TASK PROMPT - Every line below is to be quoted exactly, with nothing added or dropped.

Rows from a figure dataset:
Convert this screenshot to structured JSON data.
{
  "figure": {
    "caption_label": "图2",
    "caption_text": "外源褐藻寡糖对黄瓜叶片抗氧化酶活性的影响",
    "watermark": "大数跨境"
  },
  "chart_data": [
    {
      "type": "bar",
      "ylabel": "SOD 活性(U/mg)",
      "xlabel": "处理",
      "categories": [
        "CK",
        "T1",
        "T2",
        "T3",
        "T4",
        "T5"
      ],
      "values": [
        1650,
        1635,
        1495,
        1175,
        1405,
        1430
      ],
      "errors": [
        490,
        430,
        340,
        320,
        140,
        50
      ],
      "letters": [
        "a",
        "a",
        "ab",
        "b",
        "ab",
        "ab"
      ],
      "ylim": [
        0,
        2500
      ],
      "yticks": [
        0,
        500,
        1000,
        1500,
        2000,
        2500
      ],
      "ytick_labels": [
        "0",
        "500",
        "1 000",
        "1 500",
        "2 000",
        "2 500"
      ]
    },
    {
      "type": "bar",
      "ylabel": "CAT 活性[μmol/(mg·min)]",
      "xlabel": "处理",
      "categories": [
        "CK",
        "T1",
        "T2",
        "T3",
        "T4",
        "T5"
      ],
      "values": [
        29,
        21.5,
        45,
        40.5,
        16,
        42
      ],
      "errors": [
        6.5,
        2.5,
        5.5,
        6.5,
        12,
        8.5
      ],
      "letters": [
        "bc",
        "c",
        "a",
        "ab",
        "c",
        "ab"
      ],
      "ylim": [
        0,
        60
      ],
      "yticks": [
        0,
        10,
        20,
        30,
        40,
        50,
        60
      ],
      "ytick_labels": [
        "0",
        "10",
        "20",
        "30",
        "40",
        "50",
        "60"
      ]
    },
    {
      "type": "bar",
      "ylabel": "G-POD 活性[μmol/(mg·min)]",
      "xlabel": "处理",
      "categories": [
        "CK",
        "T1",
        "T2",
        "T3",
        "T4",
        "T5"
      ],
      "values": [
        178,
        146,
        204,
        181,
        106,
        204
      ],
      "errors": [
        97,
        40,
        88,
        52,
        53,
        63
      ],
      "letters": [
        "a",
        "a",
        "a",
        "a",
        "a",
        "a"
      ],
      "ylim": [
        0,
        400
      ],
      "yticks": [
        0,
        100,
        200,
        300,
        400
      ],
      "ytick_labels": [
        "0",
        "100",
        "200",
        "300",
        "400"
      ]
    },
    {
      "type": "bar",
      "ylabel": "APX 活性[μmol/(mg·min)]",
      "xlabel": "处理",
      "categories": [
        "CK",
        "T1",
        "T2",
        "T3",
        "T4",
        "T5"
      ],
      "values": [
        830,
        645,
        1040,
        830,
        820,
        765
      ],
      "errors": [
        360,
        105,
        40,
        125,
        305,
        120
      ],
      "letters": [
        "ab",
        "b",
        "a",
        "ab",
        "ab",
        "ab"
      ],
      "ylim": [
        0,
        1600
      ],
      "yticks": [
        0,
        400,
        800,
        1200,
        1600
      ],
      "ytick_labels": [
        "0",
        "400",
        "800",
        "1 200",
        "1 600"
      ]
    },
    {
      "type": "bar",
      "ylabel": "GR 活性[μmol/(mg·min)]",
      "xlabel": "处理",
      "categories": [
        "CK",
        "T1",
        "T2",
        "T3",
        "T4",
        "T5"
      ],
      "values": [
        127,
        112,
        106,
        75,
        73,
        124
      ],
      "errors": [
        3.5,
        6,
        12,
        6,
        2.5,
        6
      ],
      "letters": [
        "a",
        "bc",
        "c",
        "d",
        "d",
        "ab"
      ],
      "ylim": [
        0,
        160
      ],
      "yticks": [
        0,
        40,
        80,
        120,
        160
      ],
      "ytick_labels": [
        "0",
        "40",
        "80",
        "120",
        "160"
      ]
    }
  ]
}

THE RESPONSE -
Convert this screenshot to structured JSON data.
{
  "figure": {
    "caption_label": "图2",
    "caption_text": "外源褐藻寡糖对黄瓜叶片抗氧化酶活性的影响",
    "watermark": "大数跨境"
  },
  "chart_data": [
    {
      "type": "bar",
      "ylabel": "SOD 活性(U/mg)",
      "xlabel": "处理",
      "categories": [
        "CK",
        "T1",
        "T2",
        "T3",
        "T4",
        "T5"
      ],
      "values": [
        1650,
        1635,
        1495,
        1175,
        1405,
        1430
      ],
      "errors": [
        490,
        430,
        340,
        320,
        140,
        50
      ],
      "letters": [
        "a",
        "a",
        "ab",
        "b",
        "ab",
        "ab"
      ],
      "ylim": [
        0,
        2500
      ],
      "yticks": [
        0,
        500,
        1000,
        1500,
        2000,
        2500
      ],
      "ytick_labels": [
        "0",
        "500",
        "1 000",
        "1 500",
        "2 000",
        "2 500"
      ]
    },
    {
      "type": "bar",
      "ylabel": "CAT 活性[μmol/(mg·min)]",
      "xlabel": "处理",
      "categories": [
        "CK",
        "T1",
        "T2",
        "T3",
        "T4",
        "T5"
      ],
      "values": [
        29,
        21.5,
        45,
        40.5,
        16,
        42
      ],
      "errors": [
        6.5,
        2.5,
        5.5,
        6.5,
        12,
        8.5
      ],
      "letters": [
        "bc",
        "c",
        "a",
        "ab",
        "c",
        "ab"
      ],
      "ylim": [
        0,
        60
      ],
      "yticks": [
        0,
        10,
        20,
        30,
        40,
        50,
        60
      ],
      "ytick_labels": [
        "0",
        "10",
        "20",
        "30",
        "40",
        "50",
        "60"
      ]
    },
    {
      "type": "bar",
      "ylabel": "G-POD 活性[μmol/(mg·min)]",
      "xlabel": "处理",
      "categories": [
        "CK",
        "T1",
        "T2",
        "T3",
        "T4",
        "T5"
      ],
      "values": [
        178,
        146,
        204,
        181,
        106,
        204
      ],
      "errors": [
        97,
        40,
        88,
        52,
        53,
        63
      ],
      "letters": [
        "a",
        "a",
        "a",
        "a",
        "a",
        "a"
      ],
      "ylim": [
        0,
        400
      ],
      "yticks": [
        0,
        100,
        200,
        300,
        400
      ],
      "ytick_labels": [
        "0",
        "100",
        "200",
        "300",
        "400"
      ]
    },
    {
      "type": "bar",
      "ylabel": "APX 活性[μmol/(mg·min)]",
      "xlabel": "处理",
      "categories": [
        "CK",
        "T1",
        "T2",
        "T3",
        "T4",
        "T5"
      ],
      "values": [
        830,
        645,
        1040,
        830,
        820,
        765
      ],
      "errors": [
        360,
        105,
        40,
        125,
        305,
        120
      ],
      "letters": [
        "ab",
        "b",
        "a",
        "ab",
        "ab",
        "ab"
      ],
      "ylim": [
        0,
        1600
      ],
      "yticks": [
        0,
        400,
        800,
        1200,
        1600
      ],
      "ytick_labels": [
        "0",
        "400",
        "800",
        "1 200",
        "1 600"
      ]
    },
    {
      "type": "bar",
      "ylabel": "GR 活性[μmol/(mg·min)]",
      "xlabel": "处理",
      "categories": [
        "CK",
        "T1",
        "T2",
        "T3",
        "T4",
        "T5"
      ],
      "values": [
        127,
        112,
        106,
        75,
        73,
        124
      ],
      "errors": [
        3.5,
        6,
        12,
        6,
        2.5,
        6
      ],
      "letters": [
        "a",
        "bc",
        "c",
        "d",
        "d",
        "ab"
      ],
      "ylim": [
        0,
        160
      ],
      "yticks": [
        0,
        40,
        80,
        120,
        160
      ],
      "ytick_labels": [
        "0",
        "40",
        "80",
        "120",
        "160"
      ]
    }
  ]
}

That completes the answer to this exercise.